▸ **Required task**
In this exercise, return only the lines that run from the line with "Read the values" to the end of the entries below, both included. Pictures are not copied.

--- start of Provided data ---

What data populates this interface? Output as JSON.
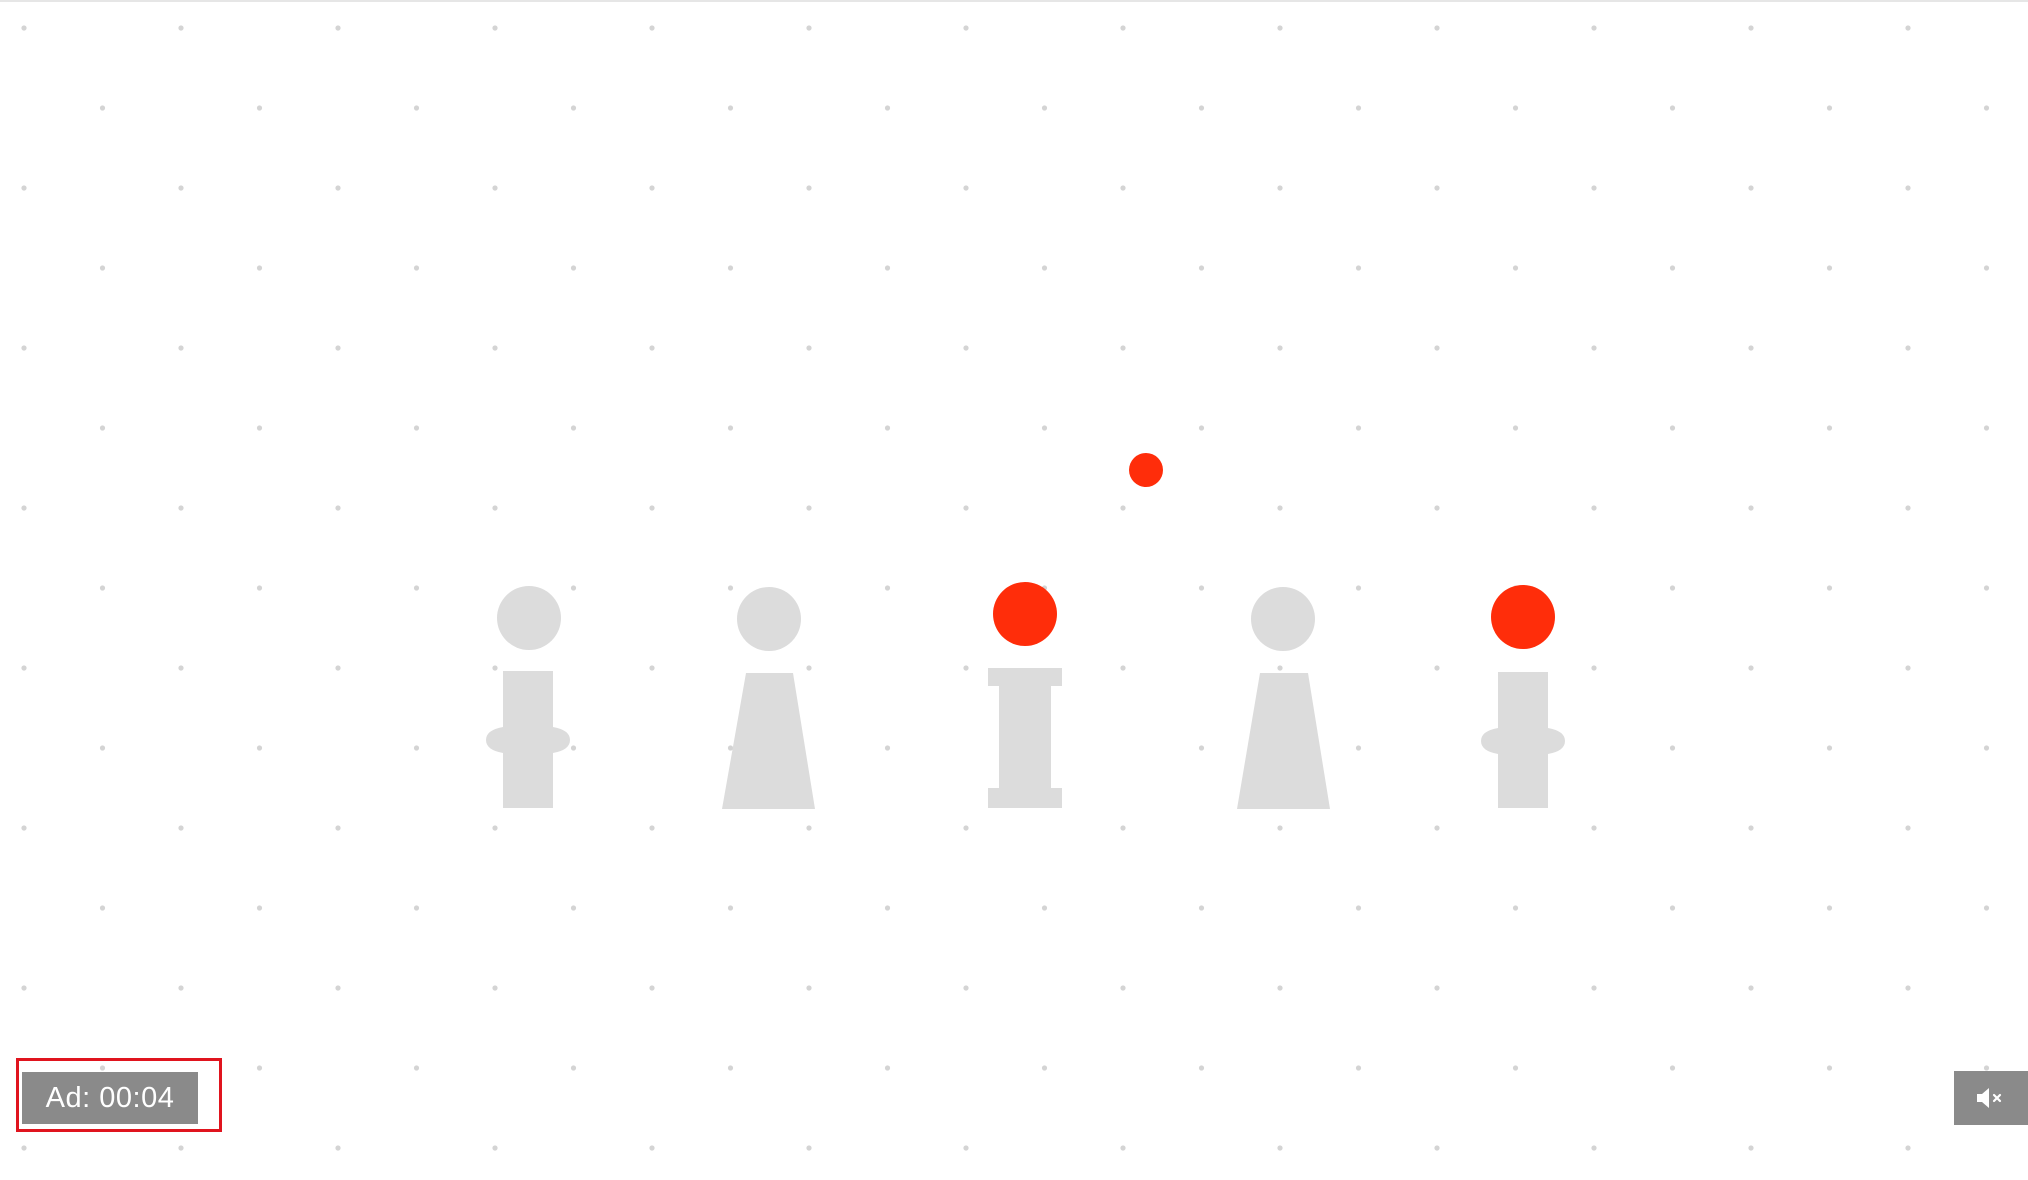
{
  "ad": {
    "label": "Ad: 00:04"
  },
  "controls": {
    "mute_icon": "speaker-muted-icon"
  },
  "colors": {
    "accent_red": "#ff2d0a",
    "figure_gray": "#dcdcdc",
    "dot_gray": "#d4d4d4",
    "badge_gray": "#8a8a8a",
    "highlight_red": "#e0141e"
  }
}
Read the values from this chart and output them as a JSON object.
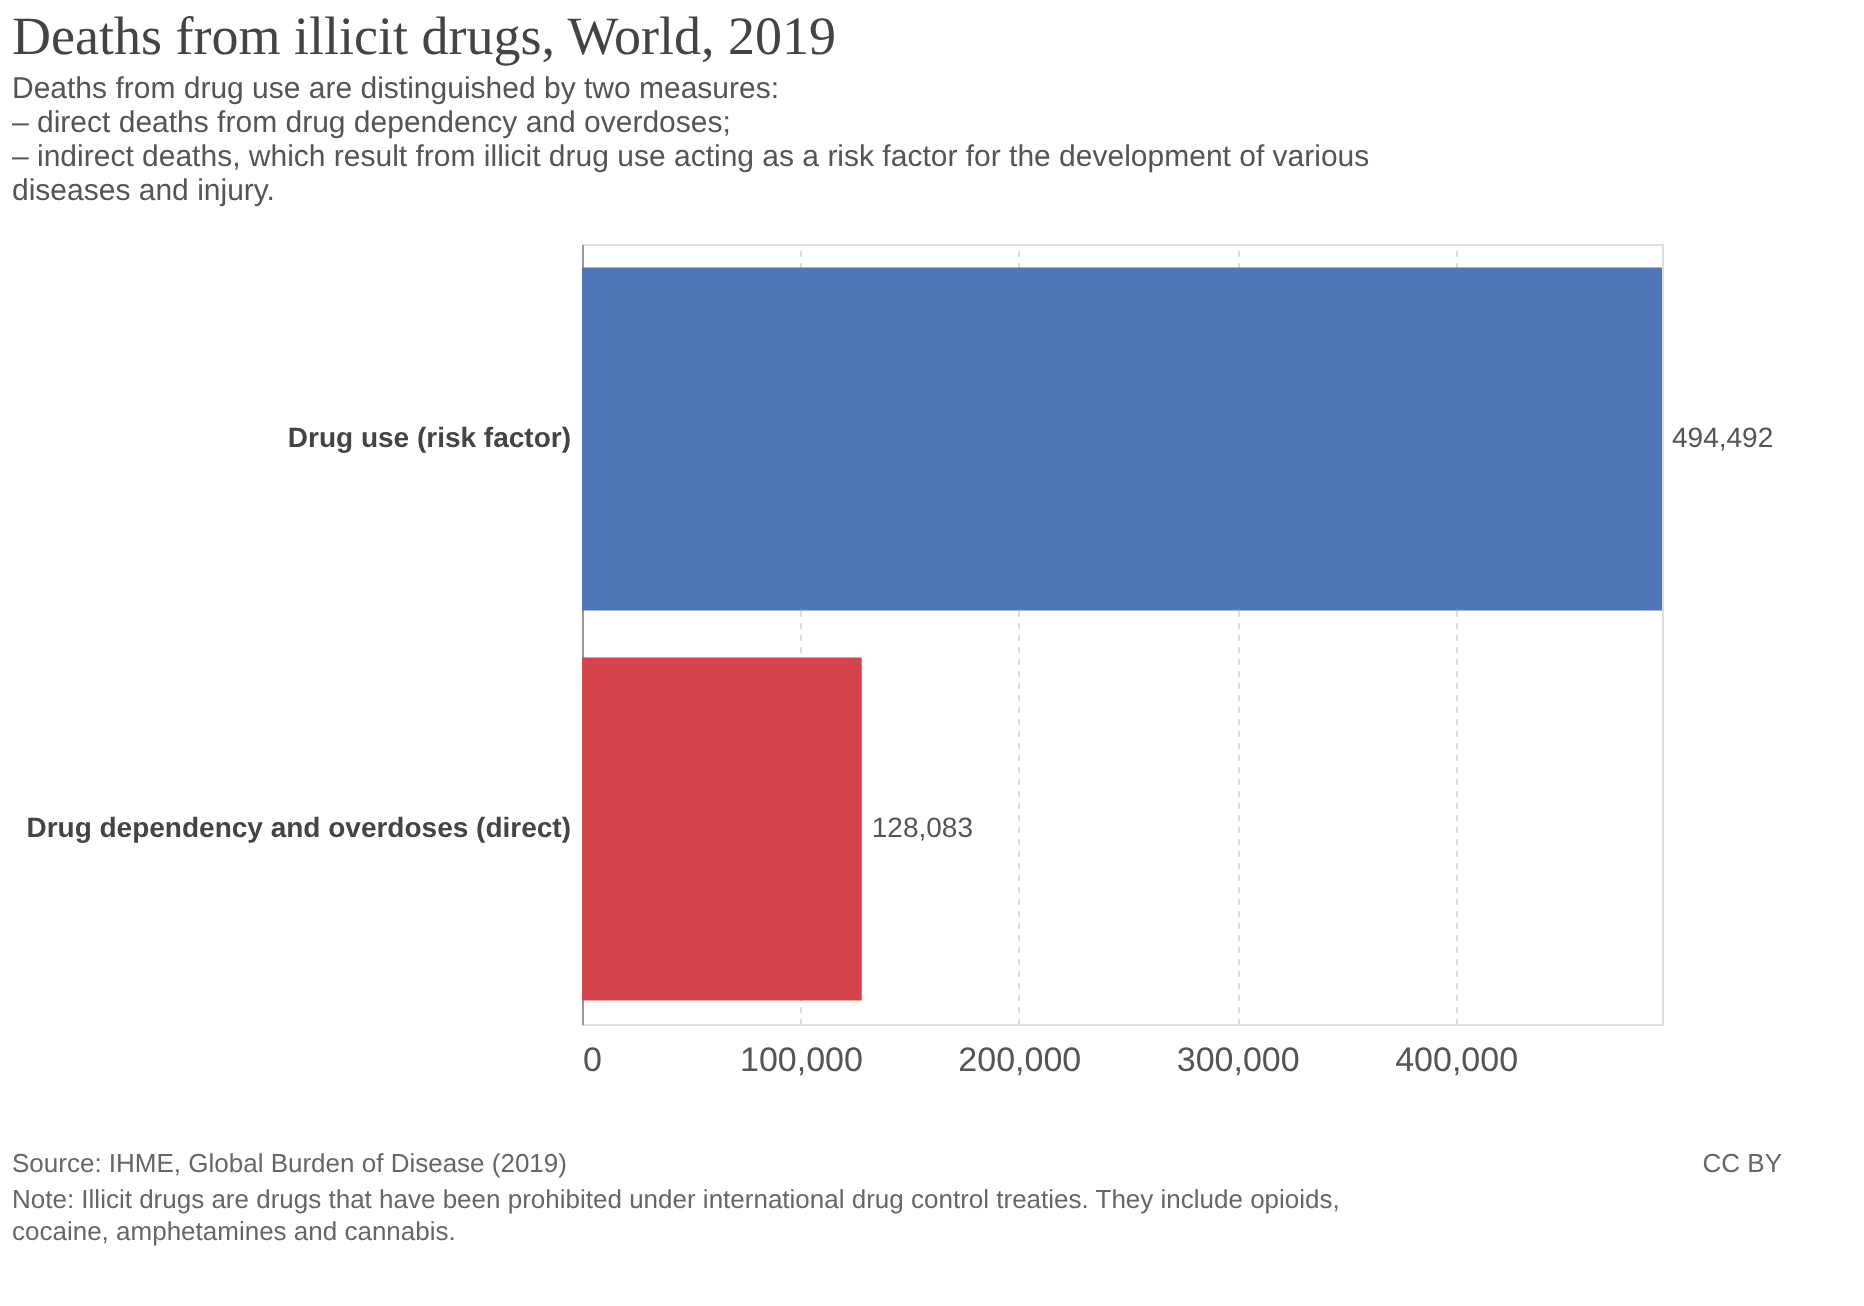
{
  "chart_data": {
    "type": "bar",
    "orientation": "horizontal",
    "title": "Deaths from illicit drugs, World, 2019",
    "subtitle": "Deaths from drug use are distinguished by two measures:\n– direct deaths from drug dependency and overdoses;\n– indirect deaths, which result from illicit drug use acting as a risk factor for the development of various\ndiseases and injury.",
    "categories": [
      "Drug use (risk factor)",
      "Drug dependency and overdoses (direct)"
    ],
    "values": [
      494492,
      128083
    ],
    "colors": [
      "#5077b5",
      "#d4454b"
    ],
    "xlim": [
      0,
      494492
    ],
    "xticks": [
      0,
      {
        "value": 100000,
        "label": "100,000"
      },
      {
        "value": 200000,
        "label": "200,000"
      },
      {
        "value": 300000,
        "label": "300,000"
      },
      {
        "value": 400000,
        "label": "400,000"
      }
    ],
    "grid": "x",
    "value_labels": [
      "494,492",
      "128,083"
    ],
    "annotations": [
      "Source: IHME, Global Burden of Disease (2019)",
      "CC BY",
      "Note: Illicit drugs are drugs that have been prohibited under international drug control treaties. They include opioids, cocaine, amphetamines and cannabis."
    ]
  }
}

--- end of Provided data ---

▸ **Result**
Read the values from this chart and output them as a JSON object.
{
  "chart_data": {
    "type": "bar",
    "orientation": "horizontal",
    "title": "Deaths from illicit drugs, World, 2019",
    "subtitle": "Deaths from drug use are distinguished by two measures:\n– direct deaths from drug dependency and overdoses;\n– indirect deaths, which result from illicit drug use acting as a risk factor for the development of various\ndiseases and injury.",
    "categories": [
      "Drug use (risk factor)",
      "Drug dependency and overdoses (direct)"
    ],
    "values": [
      494492,
      128083
    ],
    "colors": [
      "#5077b5",
      "#d4454b"
    ],
    "xlim": [
      0,
      494492
    ],
    "xticks": [
      0,
      {
        "value": 100000,
        "label": "100,000"
      },
      {
        "value": 200000,
        "label": "200,000"
      },
      {
        "value": 300000,
        "label": "300,000"
      },
      {
        "value": 400000,
        "label": "400,000"
      }
    ],
    "grid": "x",
    "value_labels": [
      "494,492",
      "128,083"
    ],
    "annotations": [
      "Source: IHME, Global Burden of Disease (2019)",
      "CC BY",
      "Note: Illicit drugs are drugs that have been prohibited under international drug control treaties. They include opioids, cocaine, amphetamines and cannabis."
    ]
  }
}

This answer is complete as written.